Exercise passage -
The MicroStrategy/Strategy playbook is now being run on three continents. More than two dozen non-U.S. listed companies — most notably Metaplanet in Tokyo, Hut 8's restructured Canadian operations, and several smaller Brazilian and Scandinavian issuers — have announced material Bitcoin treasury positions over the past twelve months. The largest of the non-U.S. names now hold positions in the high four-digit BTC range, and Metaplanet alone has crossed 17,000 BTC after a series of equity raises and convertible issuances through the year.
The pattern is most pronounced in Japan, where Metaplanet's transformation from a budget-hotel operator into the country's flagship Bitcoin-treasury company has produced one of the strongest single-stock rallies in the Tokyo market over the past two years. Several smaller Tokyo-listed issuers have followed, with names that previously traded as corporate shells reinventing themselves around BTC accumulation. The pattern has drawn enough attention that the FSA has begun explicitly engaging on the disclosure adequacy of these strategies, particularly around the use of convertible debt to fund accumulation.
In Brazil, three publicly listed companies — Méliuz, Bitfarms's local restructured arm, and one mid-cap technology issuer — have announced multi-year treasury programs. The Brazilian context is distinctive in that BTC adoption is partly a hedge against the structurally inflationary domestic environment as well as a portfolio-diversification play. The accumulated positions remain modest in absolute terms but have driven outsized share-price moves and have, in several cases, materially shifted the balance-sheet composition of the issuers.
Canadian and Scandinavian issuers round out the visible cohort. Hut 8's restructured operations have continued to accumulate BTC alongside its mining business; several smaller Canadian Venture Exchange-listed companies have followed similar paths. Norwegian and Swedish issuers, particularly Aker ASA's H100 Group, have built positions through convertible debt and rights issues. The cumulative effect across the international cohort is that public-equity Bitcoin exposure now exists across at least 12 distinct stock exchanges in jurisdictions outside the United States.

Given information -

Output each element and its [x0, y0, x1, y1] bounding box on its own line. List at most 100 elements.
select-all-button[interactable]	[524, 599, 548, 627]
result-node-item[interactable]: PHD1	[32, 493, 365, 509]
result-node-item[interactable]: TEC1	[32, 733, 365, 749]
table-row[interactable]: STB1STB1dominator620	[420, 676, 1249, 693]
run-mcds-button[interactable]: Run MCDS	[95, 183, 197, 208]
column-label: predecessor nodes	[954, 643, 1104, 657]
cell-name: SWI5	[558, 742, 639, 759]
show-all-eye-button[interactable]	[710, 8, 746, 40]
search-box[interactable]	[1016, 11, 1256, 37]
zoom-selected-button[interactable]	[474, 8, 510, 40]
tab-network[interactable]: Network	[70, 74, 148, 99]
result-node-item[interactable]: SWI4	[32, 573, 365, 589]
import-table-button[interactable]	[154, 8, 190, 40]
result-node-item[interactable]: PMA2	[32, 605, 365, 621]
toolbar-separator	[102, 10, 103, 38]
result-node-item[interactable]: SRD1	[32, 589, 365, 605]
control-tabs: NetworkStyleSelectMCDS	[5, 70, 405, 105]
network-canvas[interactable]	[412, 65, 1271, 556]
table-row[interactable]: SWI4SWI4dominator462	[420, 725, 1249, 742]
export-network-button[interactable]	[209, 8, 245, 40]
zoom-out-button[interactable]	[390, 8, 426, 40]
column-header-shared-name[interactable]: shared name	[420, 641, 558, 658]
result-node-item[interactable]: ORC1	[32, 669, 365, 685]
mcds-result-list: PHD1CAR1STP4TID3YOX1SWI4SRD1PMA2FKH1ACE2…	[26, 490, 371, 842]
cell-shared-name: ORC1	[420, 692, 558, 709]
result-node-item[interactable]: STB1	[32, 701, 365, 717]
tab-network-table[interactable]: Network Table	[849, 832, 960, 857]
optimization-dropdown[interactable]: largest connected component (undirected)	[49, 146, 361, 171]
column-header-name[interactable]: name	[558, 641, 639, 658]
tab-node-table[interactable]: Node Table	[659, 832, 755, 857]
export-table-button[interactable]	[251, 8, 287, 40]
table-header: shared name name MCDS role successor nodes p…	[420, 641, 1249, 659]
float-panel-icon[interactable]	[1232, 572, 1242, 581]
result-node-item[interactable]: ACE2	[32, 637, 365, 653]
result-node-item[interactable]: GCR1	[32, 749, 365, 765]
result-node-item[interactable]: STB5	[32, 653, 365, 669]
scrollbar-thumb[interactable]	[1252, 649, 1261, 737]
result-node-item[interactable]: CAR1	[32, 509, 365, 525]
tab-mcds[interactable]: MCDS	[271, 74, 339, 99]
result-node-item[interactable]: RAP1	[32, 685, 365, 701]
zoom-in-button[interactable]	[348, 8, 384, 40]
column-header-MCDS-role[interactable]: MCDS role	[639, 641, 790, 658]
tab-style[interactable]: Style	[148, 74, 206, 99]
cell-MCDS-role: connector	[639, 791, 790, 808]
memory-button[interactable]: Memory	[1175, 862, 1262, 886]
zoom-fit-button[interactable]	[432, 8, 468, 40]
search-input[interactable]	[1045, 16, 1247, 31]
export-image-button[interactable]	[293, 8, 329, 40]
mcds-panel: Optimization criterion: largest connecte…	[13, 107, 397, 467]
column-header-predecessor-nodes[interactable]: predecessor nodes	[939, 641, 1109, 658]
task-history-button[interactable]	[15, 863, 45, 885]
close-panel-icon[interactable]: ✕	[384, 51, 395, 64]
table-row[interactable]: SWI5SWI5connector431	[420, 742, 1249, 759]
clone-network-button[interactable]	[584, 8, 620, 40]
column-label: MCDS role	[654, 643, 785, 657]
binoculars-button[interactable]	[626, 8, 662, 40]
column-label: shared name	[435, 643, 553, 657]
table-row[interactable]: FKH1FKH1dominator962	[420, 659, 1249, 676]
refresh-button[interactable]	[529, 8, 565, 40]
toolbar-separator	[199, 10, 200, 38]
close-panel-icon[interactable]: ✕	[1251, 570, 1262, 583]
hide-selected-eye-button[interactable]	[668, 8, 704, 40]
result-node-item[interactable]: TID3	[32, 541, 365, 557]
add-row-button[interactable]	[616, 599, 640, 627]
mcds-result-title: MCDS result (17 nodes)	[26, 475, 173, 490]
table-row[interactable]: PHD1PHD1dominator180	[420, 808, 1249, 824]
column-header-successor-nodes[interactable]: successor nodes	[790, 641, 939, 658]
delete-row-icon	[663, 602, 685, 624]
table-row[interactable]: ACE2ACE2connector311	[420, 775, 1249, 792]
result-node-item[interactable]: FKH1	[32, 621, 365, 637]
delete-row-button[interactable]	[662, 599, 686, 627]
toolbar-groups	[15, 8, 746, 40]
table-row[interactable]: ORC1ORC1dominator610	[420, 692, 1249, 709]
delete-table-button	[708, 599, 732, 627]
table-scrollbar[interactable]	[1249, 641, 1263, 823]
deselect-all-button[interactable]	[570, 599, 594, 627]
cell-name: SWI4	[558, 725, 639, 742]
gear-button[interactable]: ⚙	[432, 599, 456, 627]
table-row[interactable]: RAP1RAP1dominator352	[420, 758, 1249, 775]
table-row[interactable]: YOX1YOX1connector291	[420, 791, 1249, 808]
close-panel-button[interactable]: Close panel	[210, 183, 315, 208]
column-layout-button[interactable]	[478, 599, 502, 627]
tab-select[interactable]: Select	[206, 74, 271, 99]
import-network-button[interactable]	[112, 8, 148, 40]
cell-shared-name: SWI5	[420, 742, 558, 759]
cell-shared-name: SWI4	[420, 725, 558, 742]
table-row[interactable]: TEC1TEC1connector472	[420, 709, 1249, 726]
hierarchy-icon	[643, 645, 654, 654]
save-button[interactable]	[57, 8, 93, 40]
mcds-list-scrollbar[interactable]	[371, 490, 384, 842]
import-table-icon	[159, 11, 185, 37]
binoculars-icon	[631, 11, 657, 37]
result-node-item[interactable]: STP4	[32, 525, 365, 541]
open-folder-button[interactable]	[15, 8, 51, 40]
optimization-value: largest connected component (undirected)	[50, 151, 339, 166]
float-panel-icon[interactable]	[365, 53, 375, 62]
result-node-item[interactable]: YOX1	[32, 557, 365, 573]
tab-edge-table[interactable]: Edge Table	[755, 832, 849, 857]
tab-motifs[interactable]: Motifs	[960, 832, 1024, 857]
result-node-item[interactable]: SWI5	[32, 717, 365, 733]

Parts of the exercise -
1. According to the passage on Bitcoin treasury companies outside the United States, how much BTC does Metaplanet now hold?
2. In the passage on Bitcoin treasury companies outside the United States, switch "hedge" to "safeguard" and give the stretch from "In Brazil, three" through "of the issuers.".
3. Resume the passage on Bitcoin treasury companies outside the United States from where it stops.

Solved problems -
1. Metaplanet has crossed 17,000 BTC.

2.
In Brazil, three publicly listed companies — Méliuz, Bitfarms's local restructured arm, and one mid-cap technology issuer — have announced multi-year treasury programs. The Brazilian context is distinctive in that BTC adoption is partly a safeguard against the structurally inflationary domestic environment as well as a portfolio-diversification play. The accumulated positions remain modest in absolute terms but have driven outsized share-price moves and have, in several cases, materially shifted the balance-sheet composition of the issuers.

3.
The international fragmentation matters strategically. Public markets now offer something they did not in the last cycle: a real menu of Bitcoin-equity exposures across multiple jurisdictions, with different tax treatments, regulatory regimes, governance structures, and corporate forms. For allocators who want geographic diversification within a Bitcoin-treasury framework, the options have proliferated dramatically. Some Japanese family offices, for example, prefer the domestic treatment of Metaplanet equity to direct BTC exposure for tax and reporting reasons. Brazilian institutional accounts have similar structural preferences for local listings.
The pressure point — the question that haunted the original MicroStrategy thesis and that haunts every treasury-company copycat — is whether the model is sustainable through a multi-quarter price freeze. The mechanism depends on equity trading at a premium to underlying NAV, and the premium across the international cohort has compressed in tandem with MSTR's through November. Several of the smallest international names now trade at slight discounts to NAV, the configuration in which the model genuinely breaks. Bitwise's flagship treasury-company index has underperformed BTC by 18 percentage points over the past month, the widest negative spread the index has produced.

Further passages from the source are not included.